■ Short problem: List all the lines in these records that hold "Tool".

Saved data entries
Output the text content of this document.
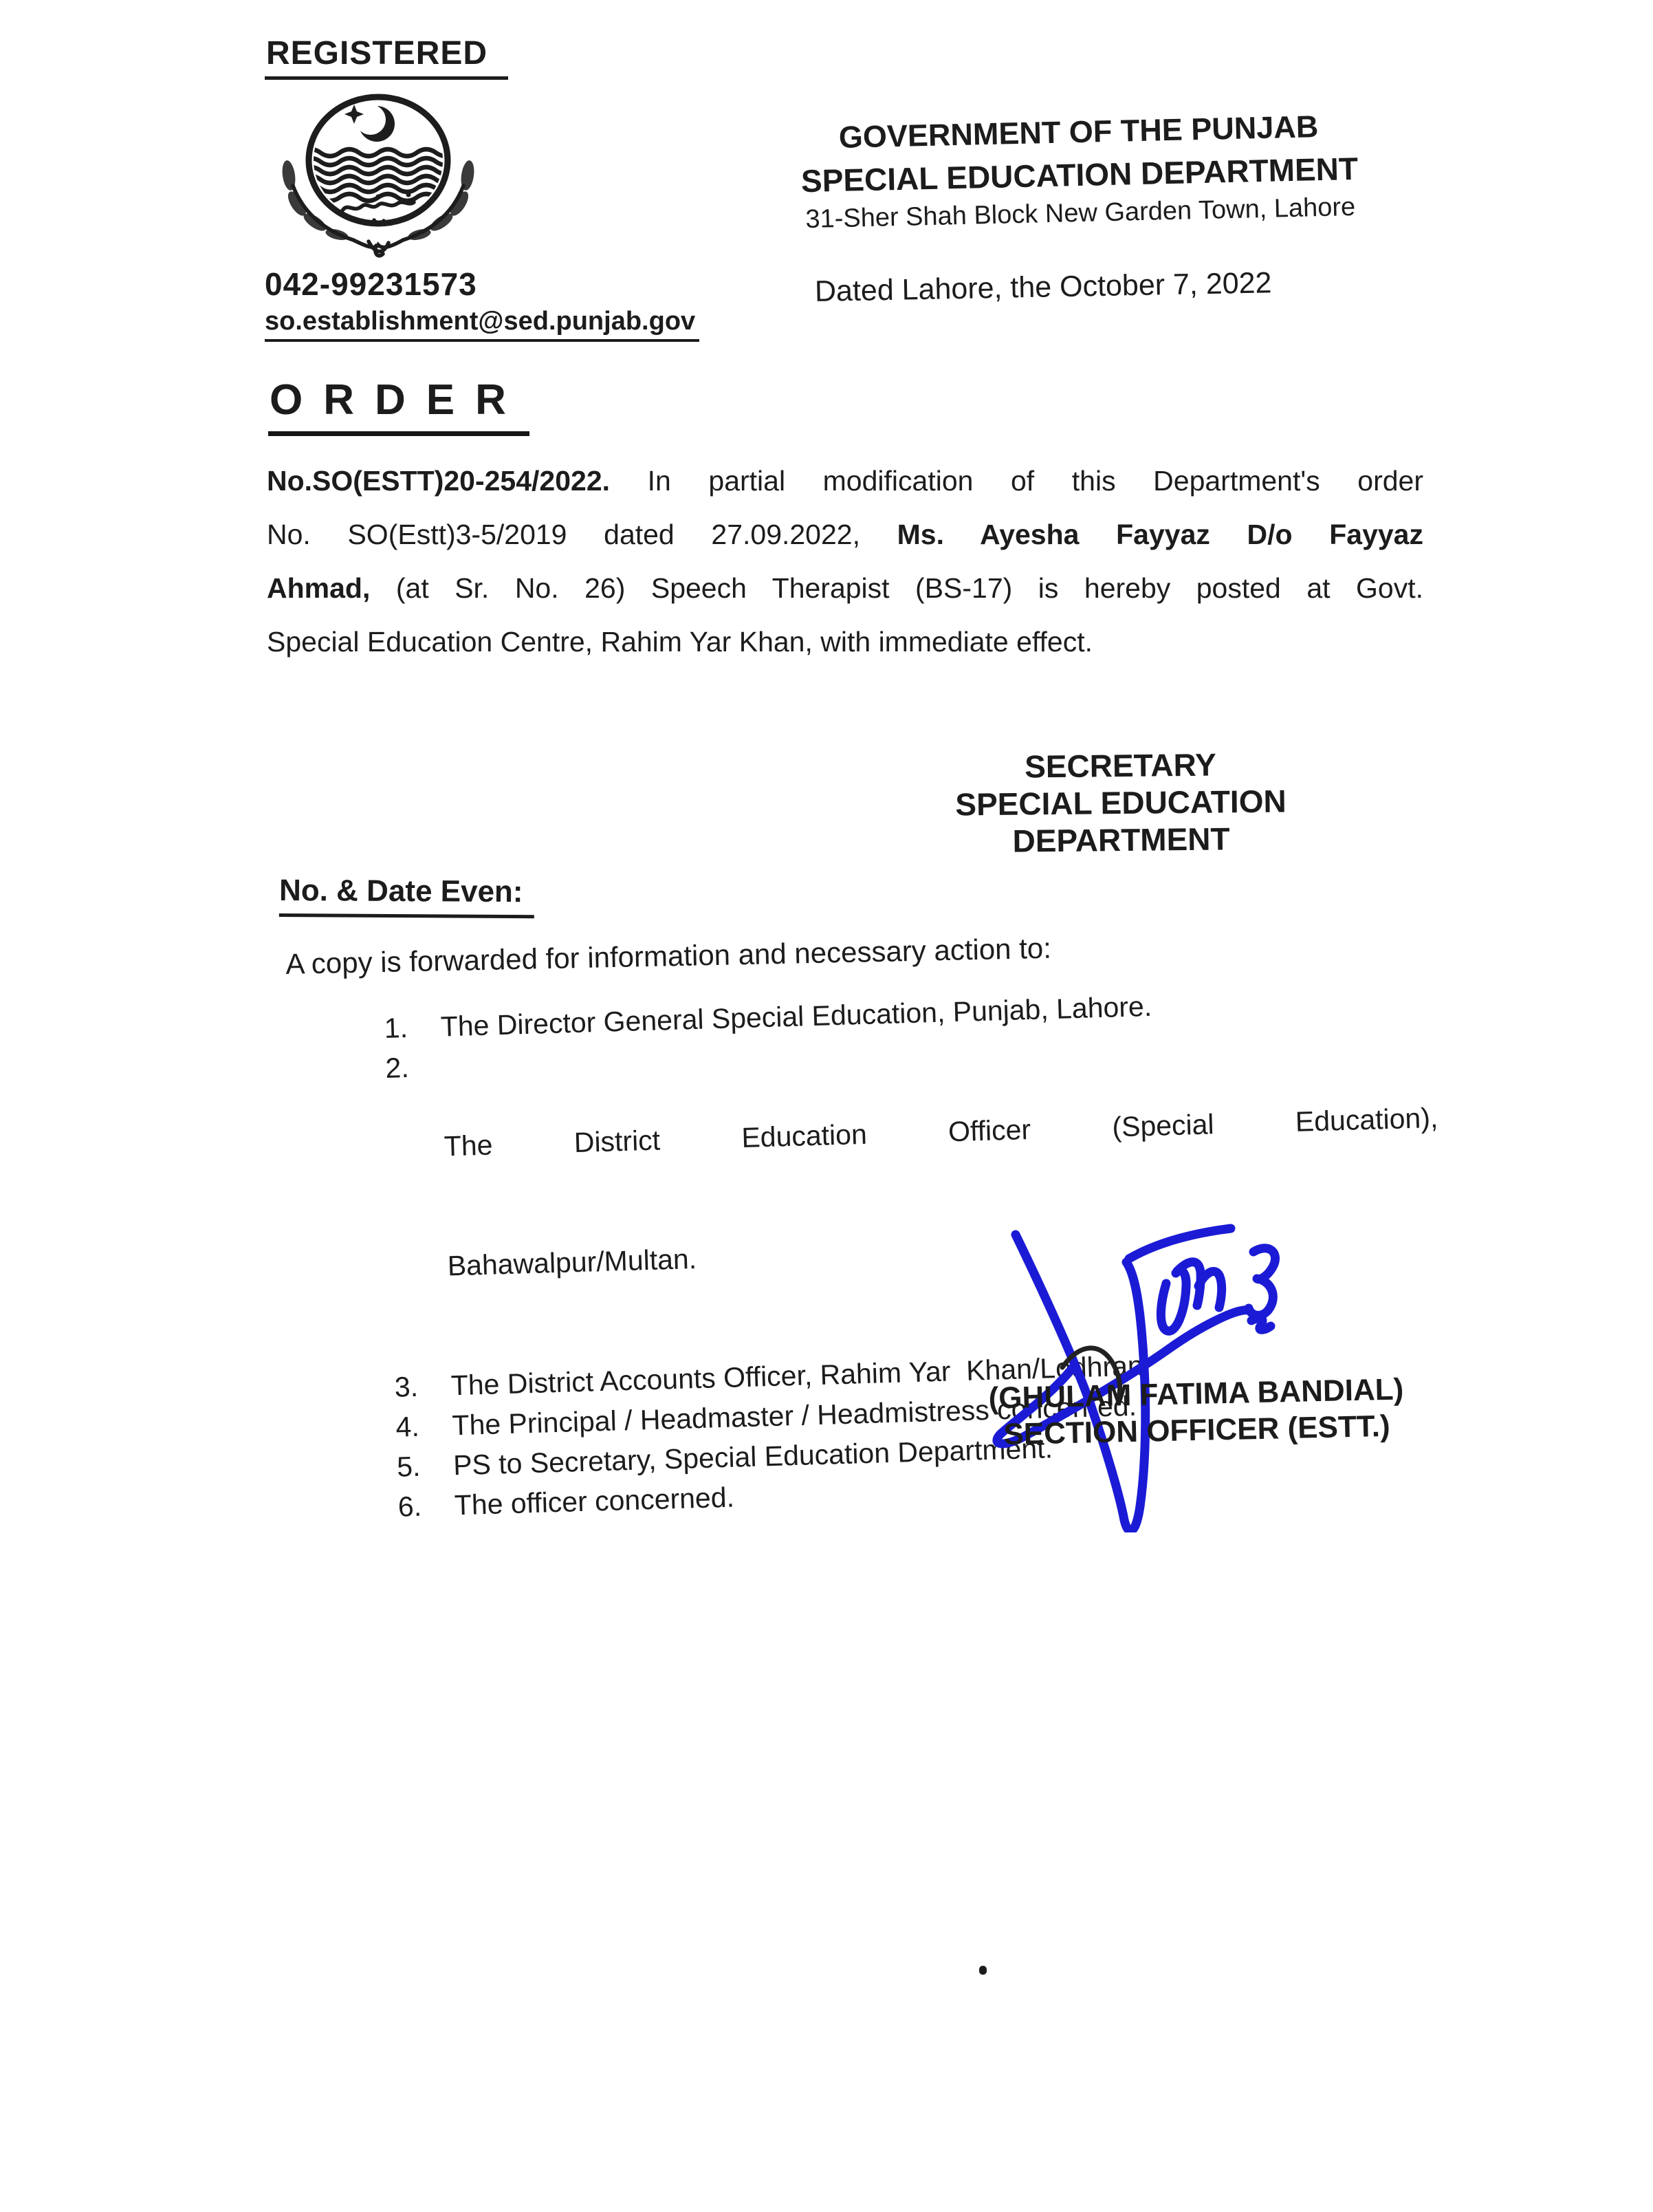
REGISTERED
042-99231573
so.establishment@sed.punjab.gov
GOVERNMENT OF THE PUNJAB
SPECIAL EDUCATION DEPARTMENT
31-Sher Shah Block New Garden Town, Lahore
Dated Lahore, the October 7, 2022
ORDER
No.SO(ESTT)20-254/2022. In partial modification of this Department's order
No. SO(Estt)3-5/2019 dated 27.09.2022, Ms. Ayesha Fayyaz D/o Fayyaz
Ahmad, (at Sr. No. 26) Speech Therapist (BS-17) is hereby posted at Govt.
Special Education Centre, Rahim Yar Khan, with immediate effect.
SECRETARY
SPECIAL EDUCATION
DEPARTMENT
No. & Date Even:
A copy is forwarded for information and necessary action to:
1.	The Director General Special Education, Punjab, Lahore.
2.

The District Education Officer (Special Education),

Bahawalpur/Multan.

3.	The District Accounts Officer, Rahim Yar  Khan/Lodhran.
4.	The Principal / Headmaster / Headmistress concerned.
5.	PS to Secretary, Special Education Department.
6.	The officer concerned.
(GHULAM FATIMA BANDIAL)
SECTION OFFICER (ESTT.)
...
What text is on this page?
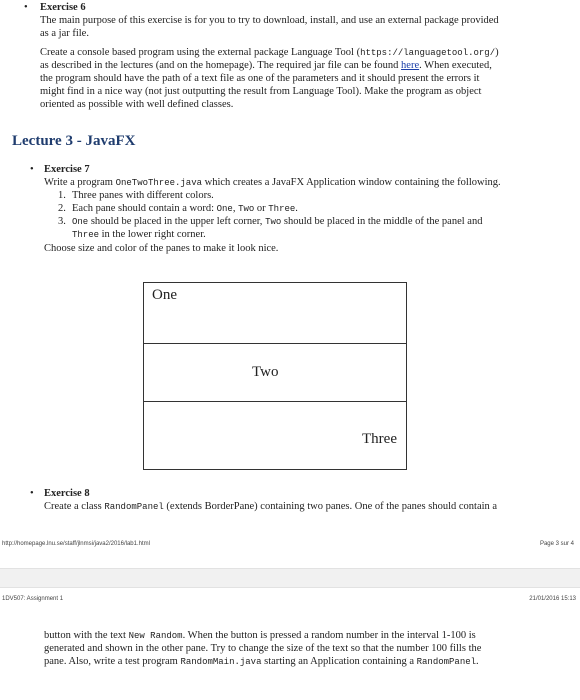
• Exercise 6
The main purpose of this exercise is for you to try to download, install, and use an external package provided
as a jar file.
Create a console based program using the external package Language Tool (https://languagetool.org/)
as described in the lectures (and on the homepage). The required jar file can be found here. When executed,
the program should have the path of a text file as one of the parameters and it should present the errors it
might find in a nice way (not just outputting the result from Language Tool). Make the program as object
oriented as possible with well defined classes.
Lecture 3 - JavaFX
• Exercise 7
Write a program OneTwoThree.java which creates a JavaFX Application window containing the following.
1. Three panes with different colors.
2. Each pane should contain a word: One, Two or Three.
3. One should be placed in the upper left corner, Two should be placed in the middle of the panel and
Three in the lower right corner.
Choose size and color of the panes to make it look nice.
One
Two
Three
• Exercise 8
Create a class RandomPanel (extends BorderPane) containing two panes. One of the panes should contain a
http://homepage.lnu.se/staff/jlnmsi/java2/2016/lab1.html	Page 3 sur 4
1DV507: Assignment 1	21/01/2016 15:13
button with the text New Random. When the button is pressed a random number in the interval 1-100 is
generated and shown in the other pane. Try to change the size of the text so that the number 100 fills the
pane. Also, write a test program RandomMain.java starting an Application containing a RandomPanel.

■ Reply:
Create a console based program using the external package Language Tool (https://languagetool.org/)
might find in a nice way (not just outputting the result from Language Tool). Make the program as object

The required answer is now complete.